-- Source material start --

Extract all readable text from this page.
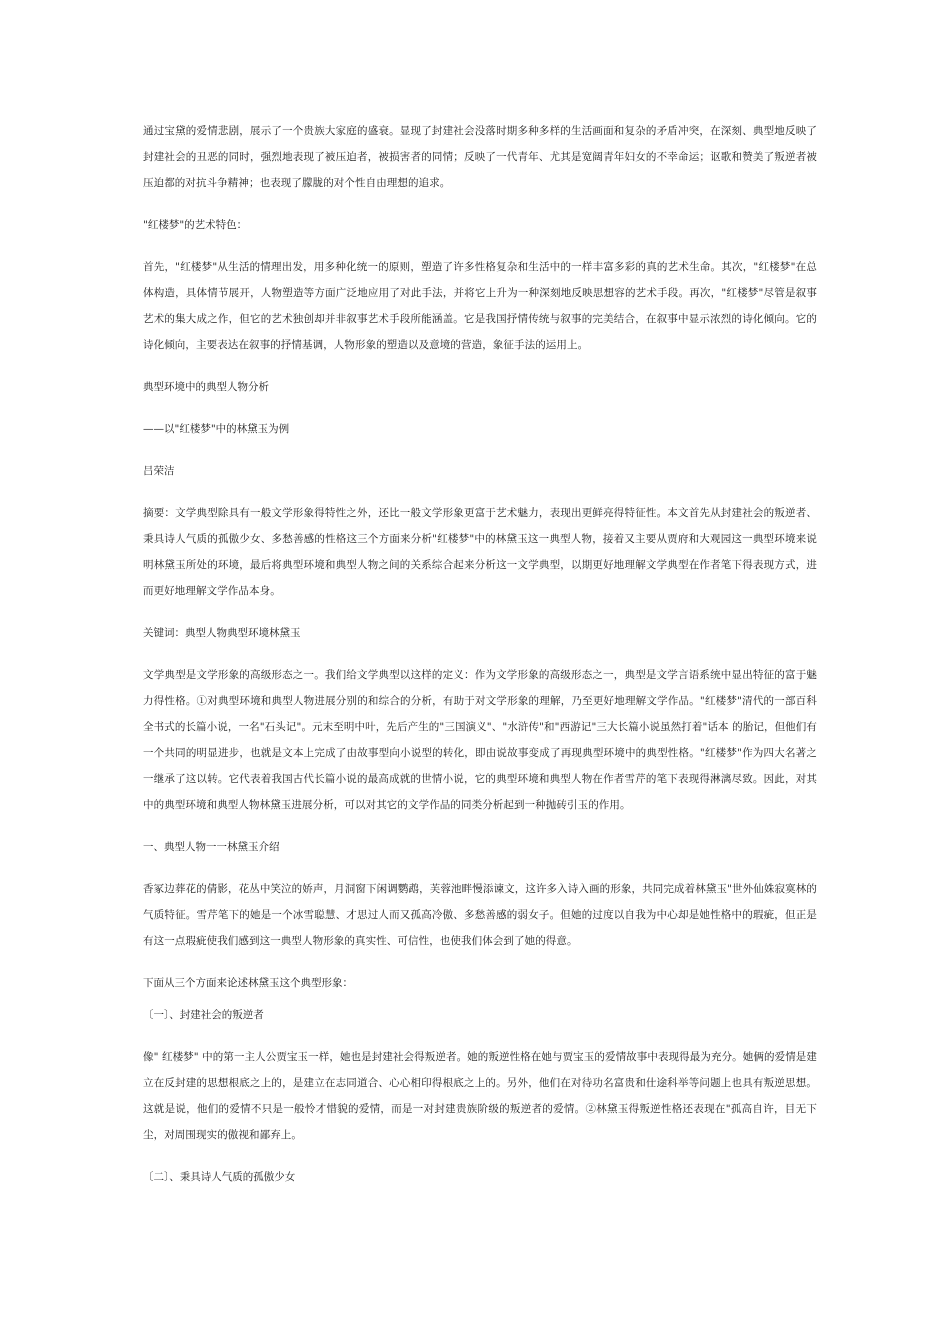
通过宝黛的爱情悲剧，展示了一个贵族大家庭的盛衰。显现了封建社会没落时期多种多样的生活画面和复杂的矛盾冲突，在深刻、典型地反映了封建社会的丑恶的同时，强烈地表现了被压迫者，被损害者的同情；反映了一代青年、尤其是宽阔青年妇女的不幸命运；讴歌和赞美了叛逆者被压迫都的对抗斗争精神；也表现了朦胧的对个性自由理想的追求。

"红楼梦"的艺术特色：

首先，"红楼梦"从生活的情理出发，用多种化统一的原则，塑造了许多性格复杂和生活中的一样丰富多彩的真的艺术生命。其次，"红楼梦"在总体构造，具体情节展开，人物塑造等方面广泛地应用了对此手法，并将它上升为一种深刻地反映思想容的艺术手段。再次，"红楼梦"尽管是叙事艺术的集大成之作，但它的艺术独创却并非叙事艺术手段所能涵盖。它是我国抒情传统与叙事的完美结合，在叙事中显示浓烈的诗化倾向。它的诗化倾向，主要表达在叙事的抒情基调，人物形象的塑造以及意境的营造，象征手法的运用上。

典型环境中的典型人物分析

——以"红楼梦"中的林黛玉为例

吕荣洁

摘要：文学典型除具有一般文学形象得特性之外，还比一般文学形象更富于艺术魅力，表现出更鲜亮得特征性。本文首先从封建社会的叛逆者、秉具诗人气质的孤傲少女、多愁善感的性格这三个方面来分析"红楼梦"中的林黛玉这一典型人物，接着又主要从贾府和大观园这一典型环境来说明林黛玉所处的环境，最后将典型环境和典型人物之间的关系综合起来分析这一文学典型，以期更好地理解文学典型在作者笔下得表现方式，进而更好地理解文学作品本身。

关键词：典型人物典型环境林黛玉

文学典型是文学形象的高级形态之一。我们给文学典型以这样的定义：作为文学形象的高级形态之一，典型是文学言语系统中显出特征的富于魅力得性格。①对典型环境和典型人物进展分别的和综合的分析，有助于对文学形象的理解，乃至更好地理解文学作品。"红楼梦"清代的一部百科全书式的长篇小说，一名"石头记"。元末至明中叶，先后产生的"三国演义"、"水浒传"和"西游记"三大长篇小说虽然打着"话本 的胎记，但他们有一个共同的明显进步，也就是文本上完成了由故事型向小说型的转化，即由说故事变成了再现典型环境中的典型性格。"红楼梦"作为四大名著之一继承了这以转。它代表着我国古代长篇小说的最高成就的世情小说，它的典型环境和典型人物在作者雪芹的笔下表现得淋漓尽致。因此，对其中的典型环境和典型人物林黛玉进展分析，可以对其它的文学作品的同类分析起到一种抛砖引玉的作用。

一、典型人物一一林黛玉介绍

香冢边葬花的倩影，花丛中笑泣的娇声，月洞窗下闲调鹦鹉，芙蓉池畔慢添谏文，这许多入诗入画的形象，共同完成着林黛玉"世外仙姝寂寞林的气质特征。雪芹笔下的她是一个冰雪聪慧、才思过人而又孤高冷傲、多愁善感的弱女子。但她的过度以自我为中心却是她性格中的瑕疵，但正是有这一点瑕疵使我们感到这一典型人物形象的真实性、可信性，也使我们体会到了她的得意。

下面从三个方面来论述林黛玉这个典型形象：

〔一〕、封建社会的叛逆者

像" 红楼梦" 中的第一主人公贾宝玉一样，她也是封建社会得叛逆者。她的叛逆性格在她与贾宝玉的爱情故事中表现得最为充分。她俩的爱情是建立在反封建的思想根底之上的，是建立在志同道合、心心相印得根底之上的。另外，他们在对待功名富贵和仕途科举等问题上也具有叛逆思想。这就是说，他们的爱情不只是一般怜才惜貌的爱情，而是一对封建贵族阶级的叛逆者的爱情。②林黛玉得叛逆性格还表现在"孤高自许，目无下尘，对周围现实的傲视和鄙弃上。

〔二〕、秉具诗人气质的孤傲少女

-- Source material end --
-- Source material start --

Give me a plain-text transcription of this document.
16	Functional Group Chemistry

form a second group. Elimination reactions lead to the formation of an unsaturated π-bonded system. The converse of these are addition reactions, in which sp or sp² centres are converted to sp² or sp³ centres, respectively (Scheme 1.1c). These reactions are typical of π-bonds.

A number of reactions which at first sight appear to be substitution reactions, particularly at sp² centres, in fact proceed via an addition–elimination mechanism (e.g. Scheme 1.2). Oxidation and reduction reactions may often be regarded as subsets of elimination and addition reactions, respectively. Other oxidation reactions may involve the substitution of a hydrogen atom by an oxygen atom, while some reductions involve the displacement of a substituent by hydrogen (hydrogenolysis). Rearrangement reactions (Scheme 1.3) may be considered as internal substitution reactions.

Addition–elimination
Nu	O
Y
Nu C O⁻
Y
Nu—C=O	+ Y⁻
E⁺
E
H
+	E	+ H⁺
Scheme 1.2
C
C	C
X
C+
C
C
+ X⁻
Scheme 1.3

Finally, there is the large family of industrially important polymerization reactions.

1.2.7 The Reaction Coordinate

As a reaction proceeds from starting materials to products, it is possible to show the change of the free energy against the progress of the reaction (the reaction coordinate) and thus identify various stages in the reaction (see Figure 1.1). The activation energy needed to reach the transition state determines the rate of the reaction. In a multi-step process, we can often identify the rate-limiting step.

-- Source material end --

#### Aim
Pull out all lines from the entries above in which the word "秉具诗人气质的孤傲少女" appears.

#### Task result
摘要：文学典型除具有一般文学形象得特性之外，还比一般文学形象更富于艺术魅力，表现出更鲜亮得特征性。本文首先从封建社会的叛逆者、秉具诗人气质的孤傲少女、多愁善感的性格这三个方面来分析"红楼梦"中的林黛玉这一典型人物，接着又主要从贾府和大观园这一典型环境来说明林黛玉所处的环境，最后将典型环境和典型人物之间的关系综合起来分析这一文学典型，以期更好地理解文学典型在作者笔下得表现方式，进而更好地理解文学作品本身。
〔二〕、秉具诗人气质的孤傲少女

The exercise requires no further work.